[START OF Given entries]

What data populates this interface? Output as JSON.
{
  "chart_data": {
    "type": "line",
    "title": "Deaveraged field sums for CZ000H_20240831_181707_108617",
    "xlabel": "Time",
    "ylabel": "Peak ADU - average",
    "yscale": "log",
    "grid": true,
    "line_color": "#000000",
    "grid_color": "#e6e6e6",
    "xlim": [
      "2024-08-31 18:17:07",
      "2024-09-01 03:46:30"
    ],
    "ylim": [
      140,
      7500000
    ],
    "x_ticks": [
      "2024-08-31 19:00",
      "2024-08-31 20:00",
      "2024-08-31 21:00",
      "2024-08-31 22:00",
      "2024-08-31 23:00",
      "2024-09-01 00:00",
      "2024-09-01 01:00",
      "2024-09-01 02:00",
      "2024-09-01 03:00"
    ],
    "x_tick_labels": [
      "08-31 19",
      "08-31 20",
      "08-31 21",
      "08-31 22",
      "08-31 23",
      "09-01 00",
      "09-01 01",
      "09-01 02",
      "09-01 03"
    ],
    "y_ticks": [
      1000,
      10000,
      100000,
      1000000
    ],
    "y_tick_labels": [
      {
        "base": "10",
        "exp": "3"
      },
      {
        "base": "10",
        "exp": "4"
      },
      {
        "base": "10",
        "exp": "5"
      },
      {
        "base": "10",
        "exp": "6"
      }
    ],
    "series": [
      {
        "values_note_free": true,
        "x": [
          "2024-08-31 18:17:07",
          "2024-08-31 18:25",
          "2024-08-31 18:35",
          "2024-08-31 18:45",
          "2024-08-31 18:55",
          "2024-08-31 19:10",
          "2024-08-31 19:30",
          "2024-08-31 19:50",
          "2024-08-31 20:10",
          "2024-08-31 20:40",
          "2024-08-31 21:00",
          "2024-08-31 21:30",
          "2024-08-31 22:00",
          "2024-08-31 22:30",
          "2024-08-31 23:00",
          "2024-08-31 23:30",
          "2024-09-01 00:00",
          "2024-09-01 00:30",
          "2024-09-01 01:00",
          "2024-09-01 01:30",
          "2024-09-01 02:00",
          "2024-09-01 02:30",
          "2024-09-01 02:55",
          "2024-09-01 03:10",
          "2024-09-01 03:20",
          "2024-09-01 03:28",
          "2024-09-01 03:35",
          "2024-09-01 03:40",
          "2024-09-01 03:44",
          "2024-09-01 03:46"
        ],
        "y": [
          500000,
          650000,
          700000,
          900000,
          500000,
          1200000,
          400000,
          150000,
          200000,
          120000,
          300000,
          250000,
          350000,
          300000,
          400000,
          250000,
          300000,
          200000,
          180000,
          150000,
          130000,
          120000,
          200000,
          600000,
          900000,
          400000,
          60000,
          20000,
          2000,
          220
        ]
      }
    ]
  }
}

[END OF Given entries]
[START OF Given entries]

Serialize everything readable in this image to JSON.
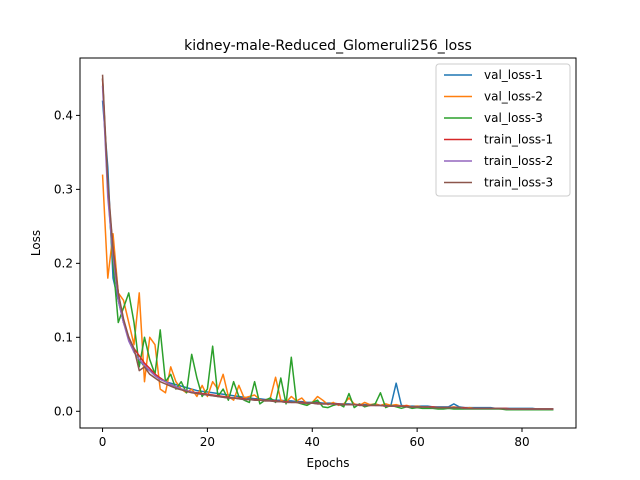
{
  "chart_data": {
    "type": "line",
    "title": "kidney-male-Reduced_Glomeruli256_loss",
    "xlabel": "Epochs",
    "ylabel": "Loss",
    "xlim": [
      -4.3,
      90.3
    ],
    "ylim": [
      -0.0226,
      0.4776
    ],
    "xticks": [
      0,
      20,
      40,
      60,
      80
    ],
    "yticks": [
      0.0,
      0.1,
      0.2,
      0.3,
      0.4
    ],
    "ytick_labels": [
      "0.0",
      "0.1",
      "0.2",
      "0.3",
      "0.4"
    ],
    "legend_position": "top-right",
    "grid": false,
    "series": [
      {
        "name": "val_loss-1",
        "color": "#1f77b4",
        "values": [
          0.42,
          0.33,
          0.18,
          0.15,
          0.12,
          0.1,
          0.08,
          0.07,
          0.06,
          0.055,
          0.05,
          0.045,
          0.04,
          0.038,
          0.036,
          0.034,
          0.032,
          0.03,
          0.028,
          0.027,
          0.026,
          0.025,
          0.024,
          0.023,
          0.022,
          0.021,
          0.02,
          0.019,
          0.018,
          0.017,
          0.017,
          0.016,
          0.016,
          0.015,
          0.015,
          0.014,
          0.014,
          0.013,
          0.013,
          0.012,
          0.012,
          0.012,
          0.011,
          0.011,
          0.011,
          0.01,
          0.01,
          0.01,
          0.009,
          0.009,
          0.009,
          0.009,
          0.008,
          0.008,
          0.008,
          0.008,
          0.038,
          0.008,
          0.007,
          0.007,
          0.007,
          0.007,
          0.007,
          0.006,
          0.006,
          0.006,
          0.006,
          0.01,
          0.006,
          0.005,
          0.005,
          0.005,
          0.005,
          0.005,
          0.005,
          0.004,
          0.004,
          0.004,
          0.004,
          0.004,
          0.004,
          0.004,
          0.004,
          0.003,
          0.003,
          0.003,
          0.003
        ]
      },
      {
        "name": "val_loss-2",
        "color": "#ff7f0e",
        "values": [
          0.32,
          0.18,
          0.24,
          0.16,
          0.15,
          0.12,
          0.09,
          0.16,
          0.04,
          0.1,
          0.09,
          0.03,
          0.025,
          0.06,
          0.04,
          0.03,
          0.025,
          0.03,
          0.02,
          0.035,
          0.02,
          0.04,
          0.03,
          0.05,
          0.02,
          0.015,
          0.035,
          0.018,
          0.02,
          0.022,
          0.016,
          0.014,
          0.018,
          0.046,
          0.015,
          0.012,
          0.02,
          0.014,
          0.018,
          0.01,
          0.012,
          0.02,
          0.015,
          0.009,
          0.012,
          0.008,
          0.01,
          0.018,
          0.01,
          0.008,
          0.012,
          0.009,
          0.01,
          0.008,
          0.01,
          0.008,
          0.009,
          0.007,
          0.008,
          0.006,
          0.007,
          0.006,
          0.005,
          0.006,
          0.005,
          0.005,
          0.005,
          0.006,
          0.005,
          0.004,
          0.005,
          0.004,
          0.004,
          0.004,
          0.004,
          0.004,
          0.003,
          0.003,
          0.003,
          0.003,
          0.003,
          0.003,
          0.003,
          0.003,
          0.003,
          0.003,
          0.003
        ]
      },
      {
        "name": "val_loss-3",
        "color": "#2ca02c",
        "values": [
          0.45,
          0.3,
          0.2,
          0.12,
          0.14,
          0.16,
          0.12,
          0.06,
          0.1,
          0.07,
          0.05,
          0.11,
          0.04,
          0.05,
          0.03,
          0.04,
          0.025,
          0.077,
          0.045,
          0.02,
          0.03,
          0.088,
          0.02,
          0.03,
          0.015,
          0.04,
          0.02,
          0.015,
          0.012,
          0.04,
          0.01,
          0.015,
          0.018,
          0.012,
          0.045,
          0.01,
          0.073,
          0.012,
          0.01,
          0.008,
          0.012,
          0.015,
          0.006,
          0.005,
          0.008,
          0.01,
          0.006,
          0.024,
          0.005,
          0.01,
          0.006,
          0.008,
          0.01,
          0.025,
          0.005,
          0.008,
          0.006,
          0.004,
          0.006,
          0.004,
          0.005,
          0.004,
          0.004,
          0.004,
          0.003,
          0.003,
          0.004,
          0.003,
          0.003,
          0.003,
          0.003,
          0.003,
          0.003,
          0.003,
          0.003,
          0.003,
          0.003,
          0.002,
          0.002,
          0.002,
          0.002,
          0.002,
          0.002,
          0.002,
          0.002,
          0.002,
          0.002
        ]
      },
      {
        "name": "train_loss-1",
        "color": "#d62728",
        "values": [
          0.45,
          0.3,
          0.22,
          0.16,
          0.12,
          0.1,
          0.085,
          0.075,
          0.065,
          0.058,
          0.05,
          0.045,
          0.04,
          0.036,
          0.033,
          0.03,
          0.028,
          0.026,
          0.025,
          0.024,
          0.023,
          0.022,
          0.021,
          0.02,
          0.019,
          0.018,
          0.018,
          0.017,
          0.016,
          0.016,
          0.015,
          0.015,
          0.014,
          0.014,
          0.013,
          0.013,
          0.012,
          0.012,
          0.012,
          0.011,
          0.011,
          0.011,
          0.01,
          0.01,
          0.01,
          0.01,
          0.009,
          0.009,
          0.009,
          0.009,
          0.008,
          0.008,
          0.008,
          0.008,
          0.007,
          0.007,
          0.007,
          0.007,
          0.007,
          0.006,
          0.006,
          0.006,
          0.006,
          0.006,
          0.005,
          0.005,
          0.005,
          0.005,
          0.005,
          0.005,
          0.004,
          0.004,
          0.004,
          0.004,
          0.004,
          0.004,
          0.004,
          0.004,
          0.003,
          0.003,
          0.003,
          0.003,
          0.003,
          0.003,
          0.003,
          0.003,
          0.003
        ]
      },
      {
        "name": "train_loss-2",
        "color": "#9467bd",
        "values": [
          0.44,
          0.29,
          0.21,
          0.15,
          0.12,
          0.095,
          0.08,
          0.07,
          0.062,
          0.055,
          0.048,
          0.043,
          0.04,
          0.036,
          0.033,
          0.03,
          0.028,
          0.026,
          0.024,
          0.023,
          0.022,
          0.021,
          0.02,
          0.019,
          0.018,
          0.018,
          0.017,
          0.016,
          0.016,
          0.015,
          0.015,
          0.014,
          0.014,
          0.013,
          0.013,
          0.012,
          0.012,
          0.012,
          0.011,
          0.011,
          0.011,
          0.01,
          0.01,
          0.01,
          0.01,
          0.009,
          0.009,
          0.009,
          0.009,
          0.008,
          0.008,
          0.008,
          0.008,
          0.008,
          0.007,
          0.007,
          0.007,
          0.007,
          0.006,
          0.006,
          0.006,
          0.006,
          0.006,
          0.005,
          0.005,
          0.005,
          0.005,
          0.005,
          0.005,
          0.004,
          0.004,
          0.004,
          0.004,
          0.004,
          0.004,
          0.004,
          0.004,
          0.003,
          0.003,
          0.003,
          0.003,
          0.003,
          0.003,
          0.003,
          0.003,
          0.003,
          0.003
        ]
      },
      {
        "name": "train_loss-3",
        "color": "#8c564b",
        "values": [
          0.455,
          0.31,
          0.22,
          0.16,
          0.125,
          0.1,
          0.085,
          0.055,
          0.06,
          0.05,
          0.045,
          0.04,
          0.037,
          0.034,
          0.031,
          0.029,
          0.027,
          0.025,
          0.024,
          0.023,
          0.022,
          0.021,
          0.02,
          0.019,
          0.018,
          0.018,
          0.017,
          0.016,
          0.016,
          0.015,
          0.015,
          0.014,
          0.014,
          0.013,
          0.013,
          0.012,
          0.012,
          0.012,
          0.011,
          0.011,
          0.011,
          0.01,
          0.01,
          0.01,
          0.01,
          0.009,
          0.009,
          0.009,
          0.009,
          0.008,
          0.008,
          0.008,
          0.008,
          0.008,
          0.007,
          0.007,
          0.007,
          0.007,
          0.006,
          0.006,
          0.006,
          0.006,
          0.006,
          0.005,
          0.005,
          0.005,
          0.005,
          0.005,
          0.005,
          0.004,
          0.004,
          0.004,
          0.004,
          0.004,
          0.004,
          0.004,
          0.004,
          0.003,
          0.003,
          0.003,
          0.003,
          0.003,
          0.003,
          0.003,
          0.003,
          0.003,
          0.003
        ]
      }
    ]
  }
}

[END OF Given entries]

**Aim of the task**
From the entries above, collect every line with the string "JSON" in it.

**Response**
What data populates this interface? Output as JSON.
Serialize everything readable in this image to JSON.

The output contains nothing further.